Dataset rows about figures
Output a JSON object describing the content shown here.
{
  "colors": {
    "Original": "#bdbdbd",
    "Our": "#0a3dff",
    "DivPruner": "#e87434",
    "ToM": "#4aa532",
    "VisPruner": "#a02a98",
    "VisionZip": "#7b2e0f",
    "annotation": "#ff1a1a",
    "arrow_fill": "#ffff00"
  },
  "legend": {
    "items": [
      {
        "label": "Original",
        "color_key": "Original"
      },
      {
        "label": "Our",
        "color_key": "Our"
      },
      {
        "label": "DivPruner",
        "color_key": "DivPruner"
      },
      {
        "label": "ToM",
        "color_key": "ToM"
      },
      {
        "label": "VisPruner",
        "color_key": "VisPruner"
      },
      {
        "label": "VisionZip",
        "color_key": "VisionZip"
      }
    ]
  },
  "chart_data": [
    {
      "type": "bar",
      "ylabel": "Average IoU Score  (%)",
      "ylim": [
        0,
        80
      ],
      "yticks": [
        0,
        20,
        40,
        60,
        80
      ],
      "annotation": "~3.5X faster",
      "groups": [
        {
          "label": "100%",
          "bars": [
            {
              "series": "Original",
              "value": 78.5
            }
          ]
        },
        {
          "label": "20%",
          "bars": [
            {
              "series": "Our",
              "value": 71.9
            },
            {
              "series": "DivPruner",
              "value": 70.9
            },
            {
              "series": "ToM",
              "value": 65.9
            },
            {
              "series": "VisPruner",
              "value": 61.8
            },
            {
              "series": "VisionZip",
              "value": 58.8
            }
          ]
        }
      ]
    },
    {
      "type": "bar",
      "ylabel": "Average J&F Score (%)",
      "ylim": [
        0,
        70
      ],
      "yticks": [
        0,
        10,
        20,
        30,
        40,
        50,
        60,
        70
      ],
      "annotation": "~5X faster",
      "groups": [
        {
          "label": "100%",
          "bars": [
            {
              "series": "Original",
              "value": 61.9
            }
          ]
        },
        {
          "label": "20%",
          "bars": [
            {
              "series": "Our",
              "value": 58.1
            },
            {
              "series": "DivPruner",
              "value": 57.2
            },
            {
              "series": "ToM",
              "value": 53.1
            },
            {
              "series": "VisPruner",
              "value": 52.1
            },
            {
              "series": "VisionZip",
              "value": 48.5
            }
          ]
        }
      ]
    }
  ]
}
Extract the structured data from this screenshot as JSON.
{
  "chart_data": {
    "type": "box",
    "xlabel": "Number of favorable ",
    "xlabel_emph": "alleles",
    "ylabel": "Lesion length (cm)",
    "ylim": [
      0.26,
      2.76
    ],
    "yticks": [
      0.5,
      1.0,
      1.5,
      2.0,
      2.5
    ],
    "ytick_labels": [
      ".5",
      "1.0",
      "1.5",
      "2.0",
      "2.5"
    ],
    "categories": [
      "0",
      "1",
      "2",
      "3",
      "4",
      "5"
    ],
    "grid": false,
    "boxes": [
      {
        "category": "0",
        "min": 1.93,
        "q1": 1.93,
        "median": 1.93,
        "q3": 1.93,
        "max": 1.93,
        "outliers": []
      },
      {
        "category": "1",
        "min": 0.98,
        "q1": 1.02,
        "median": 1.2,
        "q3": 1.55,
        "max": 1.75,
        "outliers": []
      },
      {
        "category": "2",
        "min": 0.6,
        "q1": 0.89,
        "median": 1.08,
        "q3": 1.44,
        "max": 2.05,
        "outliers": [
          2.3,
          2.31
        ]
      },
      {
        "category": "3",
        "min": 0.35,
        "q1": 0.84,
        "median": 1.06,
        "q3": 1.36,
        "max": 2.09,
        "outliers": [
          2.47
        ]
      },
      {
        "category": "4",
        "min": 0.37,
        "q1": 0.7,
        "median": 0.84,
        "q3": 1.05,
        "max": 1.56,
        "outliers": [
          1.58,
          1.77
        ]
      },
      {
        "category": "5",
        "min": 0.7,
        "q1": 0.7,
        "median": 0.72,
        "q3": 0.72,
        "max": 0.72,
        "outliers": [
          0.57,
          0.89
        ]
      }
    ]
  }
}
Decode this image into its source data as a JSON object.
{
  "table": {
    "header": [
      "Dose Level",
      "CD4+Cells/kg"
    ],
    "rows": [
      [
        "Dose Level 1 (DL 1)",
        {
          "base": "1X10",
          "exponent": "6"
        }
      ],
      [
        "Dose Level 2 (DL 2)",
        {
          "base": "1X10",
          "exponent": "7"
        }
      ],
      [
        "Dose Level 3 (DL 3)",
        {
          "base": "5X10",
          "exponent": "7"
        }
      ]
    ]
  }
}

#### [What you will do]
Emit the full listing verbatim.

#### [Solution to the problem]
Output a JSON object describing the content shown here.
{
  "colors": {
    "Original": "#bdbdbd",
    "Our": "#0a3dff",
    "DivPruner": "#e87434",
    "ToM": "#4aa532",
    "VisPruner": "#a02a98",
    "VisionZip": "#7b2e0f",
    "annotation": "#ff1a1a",
    "arrow_fill": "#ffff00"
  },
  "legend": {
    "items": [
      {
        "label": "Original",
        "color_key": "Original"
      },
      {
        "label": "Our",
        "color_key": "Our"
      },
      {
        "label": "DivPruner",
        "color_key": "DivPruner"
      },
      {
        "label": "ToM",
        "color_key": "ToM"
      },
      {
        "label": "VisPruner",
        "color_key": "VisPruner"
      },
      {
        "label": "VisionZip",
        "color_key": "VisionZip"
      }
    ]
  },
  "chart_data": [
    {
      "type": "bar",
      "ylabel": "Average IoU Score  (%)",
      "ylim": [
        0,
        80
      ],
      "yticks": [
        0,
        20,
        40,
        60,
        80
      ],
      "annotation": "~3.5X faster",
      "groups": [
        {
          "label": "100%",
          "bars": [
            {
              "series": "Original",
              "value": 78.5
            }
          ]
        },
        {
          "label": "20%",
          "bars": [
            {
              "series": "Our",
              "value": 71.9
            },
            {
              "series": "DivPruner",
              "value": 70.9
            },
            {
              "series": "ToM",
              "value": 65.9
            },
            {
              "series": "VisPruner",
              "value": 61.8
            },
            {
              "series": "VisionZip",
              "value": 58.8
            }
          ]
        }
      ]
    },
    {
      "type": "bar",
      "ylabel": "Average J&F Score (%)",
      "ylim": [
        0,
        70
      ],
      "yticks": [
        0,
        10,
        20,
        30,
        40,
        50,
        60,
        70
      ],
      "annotation": "~5X faster",
      "groups": [
        {
          "label": "100%",
          "bars": [
            {
              "series": "Original",
              "value": 61.9
            }
          ]
        },
        {
          "label": "20%",
          "bars": [
            {
              "series": "Our",
              "value": 58.1
            },
            {
              "series": "DivPruner",
              "value": 57.2
            },
            {
              "series": "ToM",
              "value": 53.1
            },
            {
              "series": "VisPruner",
              "value": 52.1
            },
            {
              "series": "VisionZip",
              "value": 48.5
            }
          ]
        }
      ]
    }
  ]
}
Extract the structured data from this screenshot as JSON.
{
  "chart_data": {
    "type": "box",
    "xlabel": "Number of favorable ",
    "xlabel_emph": "alleles",
    "ylabel": "Lesion length (cm)",
    "ylim": [
      0.26,
      2.76
    ],
    "yticks": [
      0.5,
      1.0,
      1.5,
      2.0,
      2.5
    ],
    "ytick_labels": [
      ".5",
      "1.0",
      "1.5",
      "2.0",
      "2.5"
    ],
    "categories": [
      "0",
      "1",
      "2",
      "3",
      "4",
      "5"
    ],
    "grid": false,
    "boxes": [
      {
        "category": "0",
        "min": 1.93,
        "q1": 1.93,
        "median": 1.93,
        "q3": 1.93,
        "max": 1.93,
        "outliers": []
      },
      {
        "category": "1",
        "min": 0.98,
        "q1": 1.02,
        "median": 1.2,
        "q3": 1.55,
        "max": 1.75,
        "outliers": []
      },
      {
        "category": "2",
        "min": 0.6,
        "q1": 0.89,
        "median": 1.08,
        "q3": 1.44,
        "max": 2.05,
        "outliers": [
          2.3,
          2.31
        ]
      },
      {
        "category": "3",
        "min": 0.35,
        "q1": 0.84,
        "median": 1.06,
        "q3": 1.36,
        "max": 2.09,
        "outliers": [
          2.47
        ]
      },
      {
        "category": "4",
        "min": 0.37,
        "q1": 0.7,
        "median": 0.84,
        "q3": 1.05,
        "max": 1.56,
        "outliers": [
          1.58,
          1.77
        ]
      },
      {
        "category": "5",
        "min": 0.7,
        "q1": 0.7,
        "median": 0.72,
        "q3": 0.72,
        "max": 0.72,
        "outliers": [
          0.57,
          0.89
        ]
      }
    ]
  }
}
Decode this image into its source data as a JSON object.
{
  "table": {
    "header": [
      "Dose Level",
      "CD4+Cells/kg"
    ],
    "rows": [
      [
        "Dose Level 1 (DL 1)",
        {
          "base": "1X10",
          "exponent": "6"
        }
      ],
      [
        "Dose Level 2 (DL 2)",
        {
          "base": "1X10",
          "exponent": "7"
        }
      ],
      [
        "Dose Level 3 (DL 3)",
        {
          "base": "5X10",
          "exponent": "7"
        }
      ]
    ]
  }
}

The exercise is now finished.